* START *

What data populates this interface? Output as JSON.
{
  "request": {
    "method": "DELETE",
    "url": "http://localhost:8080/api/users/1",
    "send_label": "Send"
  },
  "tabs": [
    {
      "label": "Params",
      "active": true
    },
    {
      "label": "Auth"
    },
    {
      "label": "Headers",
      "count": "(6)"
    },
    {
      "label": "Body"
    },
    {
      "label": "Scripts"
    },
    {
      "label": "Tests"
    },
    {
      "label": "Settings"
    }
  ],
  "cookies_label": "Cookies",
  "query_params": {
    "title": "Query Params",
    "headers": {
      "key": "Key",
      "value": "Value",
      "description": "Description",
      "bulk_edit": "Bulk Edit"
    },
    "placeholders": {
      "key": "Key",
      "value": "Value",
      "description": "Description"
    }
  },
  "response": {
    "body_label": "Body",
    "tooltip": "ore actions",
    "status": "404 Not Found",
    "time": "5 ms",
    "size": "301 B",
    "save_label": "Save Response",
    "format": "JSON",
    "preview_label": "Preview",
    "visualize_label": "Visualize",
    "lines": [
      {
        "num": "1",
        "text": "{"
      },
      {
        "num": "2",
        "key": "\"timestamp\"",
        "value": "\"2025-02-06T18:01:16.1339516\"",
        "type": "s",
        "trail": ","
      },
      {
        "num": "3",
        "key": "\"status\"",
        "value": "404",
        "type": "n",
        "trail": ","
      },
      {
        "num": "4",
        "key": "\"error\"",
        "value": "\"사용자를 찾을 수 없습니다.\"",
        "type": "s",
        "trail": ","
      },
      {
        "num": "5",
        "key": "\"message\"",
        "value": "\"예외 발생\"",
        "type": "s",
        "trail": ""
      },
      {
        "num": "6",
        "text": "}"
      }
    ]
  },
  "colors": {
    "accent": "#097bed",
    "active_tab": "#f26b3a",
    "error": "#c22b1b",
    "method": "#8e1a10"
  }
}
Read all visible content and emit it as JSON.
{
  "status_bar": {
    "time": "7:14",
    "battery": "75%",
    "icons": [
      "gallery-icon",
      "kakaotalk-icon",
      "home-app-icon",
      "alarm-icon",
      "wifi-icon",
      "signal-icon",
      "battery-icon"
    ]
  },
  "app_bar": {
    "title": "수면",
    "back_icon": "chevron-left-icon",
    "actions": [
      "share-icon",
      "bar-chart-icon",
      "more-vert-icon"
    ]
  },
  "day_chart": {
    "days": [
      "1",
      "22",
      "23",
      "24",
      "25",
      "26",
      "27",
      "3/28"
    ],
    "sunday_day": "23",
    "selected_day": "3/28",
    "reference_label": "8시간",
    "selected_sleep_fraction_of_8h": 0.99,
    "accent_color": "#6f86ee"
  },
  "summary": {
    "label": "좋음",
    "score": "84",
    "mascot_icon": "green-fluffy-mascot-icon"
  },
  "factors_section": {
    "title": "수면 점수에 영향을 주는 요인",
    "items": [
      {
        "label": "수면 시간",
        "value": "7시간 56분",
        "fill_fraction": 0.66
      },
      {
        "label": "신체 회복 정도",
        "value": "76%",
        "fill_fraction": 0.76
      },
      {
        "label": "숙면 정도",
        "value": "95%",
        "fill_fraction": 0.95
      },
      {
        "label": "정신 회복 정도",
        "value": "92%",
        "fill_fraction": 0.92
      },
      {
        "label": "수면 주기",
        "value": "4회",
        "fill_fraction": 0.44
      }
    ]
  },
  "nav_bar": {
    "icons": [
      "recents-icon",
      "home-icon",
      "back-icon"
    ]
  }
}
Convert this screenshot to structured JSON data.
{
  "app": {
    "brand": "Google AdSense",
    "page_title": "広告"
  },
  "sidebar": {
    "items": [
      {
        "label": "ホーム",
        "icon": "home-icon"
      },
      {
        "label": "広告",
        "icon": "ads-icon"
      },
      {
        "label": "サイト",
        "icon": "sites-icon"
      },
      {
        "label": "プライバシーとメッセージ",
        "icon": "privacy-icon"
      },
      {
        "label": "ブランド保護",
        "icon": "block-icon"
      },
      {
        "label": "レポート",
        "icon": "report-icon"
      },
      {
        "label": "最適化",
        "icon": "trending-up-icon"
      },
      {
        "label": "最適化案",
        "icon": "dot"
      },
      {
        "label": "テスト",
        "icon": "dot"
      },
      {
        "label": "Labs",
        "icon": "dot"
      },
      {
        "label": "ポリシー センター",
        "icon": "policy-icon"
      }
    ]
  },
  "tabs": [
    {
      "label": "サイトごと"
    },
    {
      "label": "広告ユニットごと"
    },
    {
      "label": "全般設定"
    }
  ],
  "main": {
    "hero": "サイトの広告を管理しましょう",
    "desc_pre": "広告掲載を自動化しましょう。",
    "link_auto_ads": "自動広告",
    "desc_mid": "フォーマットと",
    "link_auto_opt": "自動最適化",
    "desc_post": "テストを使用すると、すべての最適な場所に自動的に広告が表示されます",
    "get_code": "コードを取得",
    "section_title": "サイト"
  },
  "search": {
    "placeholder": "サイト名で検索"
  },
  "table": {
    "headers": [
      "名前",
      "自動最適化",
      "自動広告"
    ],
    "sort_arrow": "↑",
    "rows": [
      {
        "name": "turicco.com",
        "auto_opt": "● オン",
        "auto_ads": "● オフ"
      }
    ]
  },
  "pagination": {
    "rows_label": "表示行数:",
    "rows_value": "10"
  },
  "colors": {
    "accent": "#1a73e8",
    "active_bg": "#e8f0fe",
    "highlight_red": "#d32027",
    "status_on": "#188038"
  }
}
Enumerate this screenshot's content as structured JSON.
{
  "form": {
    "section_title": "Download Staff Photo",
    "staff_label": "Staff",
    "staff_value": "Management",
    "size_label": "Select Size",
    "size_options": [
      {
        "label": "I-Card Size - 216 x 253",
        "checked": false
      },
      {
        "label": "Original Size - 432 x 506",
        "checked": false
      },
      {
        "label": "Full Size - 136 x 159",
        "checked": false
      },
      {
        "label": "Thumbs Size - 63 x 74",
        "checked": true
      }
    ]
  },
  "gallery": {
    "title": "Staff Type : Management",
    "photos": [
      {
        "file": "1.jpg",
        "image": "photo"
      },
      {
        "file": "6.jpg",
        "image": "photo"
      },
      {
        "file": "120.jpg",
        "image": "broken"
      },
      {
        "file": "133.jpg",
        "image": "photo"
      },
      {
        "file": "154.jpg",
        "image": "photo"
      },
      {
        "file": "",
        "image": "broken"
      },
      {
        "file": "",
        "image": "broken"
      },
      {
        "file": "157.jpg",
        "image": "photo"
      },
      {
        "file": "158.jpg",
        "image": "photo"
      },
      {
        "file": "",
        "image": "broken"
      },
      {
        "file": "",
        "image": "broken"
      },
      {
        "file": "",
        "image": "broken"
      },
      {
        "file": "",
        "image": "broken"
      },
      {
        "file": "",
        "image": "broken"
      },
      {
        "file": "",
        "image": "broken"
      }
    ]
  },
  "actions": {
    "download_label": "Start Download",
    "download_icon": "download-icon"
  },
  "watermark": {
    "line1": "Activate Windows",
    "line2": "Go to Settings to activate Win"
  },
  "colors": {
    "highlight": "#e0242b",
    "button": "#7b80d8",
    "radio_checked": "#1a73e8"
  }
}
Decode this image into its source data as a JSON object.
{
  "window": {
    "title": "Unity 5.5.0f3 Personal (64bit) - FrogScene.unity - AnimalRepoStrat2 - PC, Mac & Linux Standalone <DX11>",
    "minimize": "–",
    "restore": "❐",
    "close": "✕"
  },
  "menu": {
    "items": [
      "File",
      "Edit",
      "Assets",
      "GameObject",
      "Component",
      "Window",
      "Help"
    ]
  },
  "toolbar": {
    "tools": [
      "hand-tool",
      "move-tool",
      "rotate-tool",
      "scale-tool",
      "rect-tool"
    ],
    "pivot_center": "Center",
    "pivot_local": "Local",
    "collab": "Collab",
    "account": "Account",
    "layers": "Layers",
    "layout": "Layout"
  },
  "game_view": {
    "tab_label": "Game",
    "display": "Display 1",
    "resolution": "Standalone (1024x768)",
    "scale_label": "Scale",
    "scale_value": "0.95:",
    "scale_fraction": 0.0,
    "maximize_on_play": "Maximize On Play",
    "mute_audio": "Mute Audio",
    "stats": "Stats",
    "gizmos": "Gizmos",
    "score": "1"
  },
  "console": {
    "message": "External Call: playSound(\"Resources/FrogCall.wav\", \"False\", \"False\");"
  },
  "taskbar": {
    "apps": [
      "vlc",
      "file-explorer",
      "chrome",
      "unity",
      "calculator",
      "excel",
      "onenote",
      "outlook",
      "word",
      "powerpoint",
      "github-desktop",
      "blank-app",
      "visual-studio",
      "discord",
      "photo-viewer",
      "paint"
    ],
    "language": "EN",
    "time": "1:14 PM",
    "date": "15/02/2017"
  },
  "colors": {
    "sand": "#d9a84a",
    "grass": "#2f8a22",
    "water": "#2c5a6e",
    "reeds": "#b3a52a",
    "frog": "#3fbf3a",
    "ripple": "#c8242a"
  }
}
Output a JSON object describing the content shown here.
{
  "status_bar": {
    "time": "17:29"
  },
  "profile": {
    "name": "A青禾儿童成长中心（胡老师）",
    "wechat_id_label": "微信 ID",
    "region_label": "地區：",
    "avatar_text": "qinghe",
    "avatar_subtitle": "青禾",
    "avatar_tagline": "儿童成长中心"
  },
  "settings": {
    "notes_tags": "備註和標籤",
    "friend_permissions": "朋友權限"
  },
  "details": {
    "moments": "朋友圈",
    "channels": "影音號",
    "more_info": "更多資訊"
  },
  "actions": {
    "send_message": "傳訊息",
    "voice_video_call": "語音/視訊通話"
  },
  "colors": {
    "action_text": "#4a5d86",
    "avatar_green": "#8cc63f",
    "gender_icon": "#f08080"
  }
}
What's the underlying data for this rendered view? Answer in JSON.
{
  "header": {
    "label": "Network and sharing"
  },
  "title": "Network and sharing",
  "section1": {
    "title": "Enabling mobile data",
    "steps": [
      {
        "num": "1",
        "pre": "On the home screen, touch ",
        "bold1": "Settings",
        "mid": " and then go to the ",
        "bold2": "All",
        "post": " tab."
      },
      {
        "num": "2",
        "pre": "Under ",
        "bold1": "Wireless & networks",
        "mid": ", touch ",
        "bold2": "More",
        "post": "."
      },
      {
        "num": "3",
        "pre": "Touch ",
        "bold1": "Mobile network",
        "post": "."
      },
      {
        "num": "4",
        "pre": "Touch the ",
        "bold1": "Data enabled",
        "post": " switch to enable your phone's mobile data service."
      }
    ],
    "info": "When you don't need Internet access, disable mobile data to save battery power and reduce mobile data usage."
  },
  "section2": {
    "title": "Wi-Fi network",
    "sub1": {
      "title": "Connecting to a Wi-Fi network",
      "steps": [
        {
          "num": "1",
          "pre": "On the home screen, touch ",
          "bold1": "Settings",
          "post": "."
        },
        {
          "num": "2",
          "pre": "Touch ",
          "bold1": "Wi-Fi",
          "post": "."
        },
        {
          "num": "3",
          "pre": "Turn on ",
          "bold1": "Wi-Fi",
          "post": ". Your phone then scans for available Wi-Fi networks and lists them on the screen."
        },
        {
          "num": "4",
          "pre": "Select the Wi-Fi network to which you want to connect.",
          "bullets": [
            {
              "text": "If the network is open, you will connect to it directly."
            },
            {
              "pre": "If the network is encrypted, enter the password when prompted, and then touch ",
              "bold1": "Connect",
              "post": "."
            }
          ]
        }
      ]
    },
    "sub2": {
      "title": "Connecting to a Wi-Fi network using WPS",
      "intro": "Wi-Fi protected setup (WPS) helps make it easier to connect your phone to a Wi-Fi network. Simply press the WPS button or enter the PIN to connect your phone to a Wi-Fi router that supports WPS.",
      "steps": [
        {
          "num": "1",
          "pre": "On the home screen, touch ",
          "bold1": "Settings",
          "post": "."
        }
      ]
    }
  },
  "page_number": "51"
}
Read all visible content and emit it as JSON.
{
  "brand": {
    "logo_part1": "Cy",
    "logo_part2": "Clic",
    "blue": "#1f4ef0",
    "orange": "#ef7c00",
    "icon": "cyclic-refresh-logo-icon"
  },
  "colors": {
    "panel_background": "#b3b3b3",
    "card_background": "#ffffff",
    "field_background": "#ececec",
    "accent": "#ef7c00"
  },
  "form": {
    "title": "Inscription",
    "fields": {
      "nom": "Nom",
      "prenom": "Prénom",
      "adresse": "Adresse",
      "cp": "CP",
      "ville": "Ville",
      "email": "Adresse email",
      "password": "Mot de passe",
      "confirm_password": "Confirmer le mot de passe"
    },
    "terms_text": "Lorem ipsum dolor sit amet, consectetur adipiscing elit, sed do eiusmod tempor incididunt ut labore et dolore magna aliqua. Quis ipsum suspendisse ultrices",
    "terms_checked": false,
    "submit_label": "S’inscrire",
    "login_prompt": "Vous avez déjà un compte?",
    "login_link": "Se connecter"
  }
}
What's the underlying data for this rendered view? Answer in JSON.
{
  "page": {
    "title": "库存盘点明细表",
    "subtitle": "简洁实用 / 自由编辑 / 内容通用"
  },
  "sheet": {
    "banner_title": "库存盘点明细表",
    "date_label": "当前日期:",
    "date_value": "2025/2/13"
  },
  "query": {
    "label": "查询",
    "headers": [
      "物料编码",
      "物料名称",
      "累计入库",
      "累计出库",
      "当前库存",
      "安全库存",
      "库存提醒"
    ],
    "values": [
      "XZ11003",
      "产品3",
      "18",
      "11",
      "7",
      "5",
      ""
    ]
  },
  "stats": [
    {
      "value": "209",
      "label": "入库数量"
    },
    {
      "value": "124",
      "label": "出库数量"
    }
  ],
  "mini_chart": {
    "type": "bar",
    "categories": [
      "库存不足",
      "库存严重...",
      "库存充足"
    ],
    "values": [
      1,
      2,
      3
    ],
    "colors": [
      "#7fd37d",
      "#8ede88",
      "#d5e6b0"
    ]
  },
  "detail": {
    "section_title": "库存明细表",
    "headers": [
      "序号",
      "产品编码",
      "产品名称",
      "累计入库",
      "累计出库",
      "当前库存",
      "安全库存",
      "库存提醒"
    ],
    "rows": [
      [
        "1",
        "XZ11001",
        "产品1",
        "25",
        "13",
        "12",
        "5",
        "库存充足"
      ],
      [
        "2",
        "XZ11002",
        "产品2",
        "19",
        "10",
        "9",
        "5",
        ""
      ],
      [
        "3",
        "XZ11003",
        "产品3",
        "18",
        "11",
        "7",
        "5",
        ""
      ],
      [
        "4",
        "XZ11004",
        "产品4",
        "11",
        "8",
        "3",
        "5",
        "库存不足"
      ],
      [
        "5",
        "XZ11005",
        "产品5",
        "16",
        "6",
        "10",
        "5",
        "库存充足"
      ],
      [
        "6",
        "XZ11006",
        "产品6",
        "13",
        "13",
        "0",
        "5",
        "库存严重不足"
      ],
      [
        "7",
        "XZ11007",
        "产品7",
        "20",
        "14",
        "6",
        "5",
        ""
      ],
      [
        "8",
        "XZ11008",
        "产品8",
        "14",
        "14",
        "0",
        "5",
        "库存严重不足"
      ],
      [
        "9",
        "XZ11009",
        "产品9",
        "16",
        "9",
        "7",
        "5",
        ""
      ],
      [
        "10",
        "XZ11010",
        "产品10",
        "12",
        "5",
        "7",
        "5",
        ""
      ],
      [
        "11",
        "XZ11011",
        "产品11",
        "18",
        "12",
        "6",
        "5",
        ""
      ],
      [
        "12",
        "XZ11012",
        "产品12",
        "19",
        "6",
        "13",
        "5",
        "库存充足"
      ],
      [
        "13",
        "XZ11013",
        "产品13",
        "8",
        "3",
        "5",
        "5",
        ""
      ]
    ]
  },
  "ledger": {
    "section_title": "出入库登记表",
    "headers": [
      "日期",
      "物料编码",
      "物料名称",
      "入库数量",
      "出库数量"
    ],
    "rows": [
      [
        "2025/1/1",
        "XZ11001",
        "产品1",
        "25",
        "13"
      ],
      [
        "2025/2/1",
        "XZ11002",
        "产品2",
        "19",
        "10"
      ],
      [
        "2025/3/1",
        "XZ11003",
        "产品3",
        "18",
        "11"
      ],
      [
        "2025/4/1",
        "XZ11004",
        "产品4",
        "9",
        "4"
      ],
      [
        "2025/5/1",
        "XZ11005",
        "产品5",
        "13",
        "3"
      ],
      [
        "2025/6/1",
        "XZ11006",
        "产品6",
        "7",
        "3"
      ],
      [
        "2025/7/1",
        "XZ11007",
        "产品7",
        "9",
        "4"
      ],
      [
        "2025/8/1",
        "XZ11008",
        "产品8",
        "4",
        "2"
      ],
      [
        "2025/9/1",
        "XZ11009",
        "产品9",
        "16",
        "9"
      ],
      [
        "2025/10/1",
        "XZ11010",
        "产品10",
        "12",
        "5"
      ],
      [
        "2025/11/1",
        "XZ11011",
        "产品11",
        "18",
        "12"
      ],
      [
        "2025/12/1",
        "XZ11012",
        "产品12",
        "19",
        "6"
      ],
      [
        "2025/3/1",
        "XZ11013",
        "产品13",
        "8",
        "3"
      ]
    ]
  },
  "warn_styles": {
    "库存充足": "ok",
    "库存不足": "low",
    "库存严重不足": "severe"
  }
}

* END *

[What is asked] Among the lines of the data above, determine how many contain the word "unity". Report the number alone.

[Solution below] 2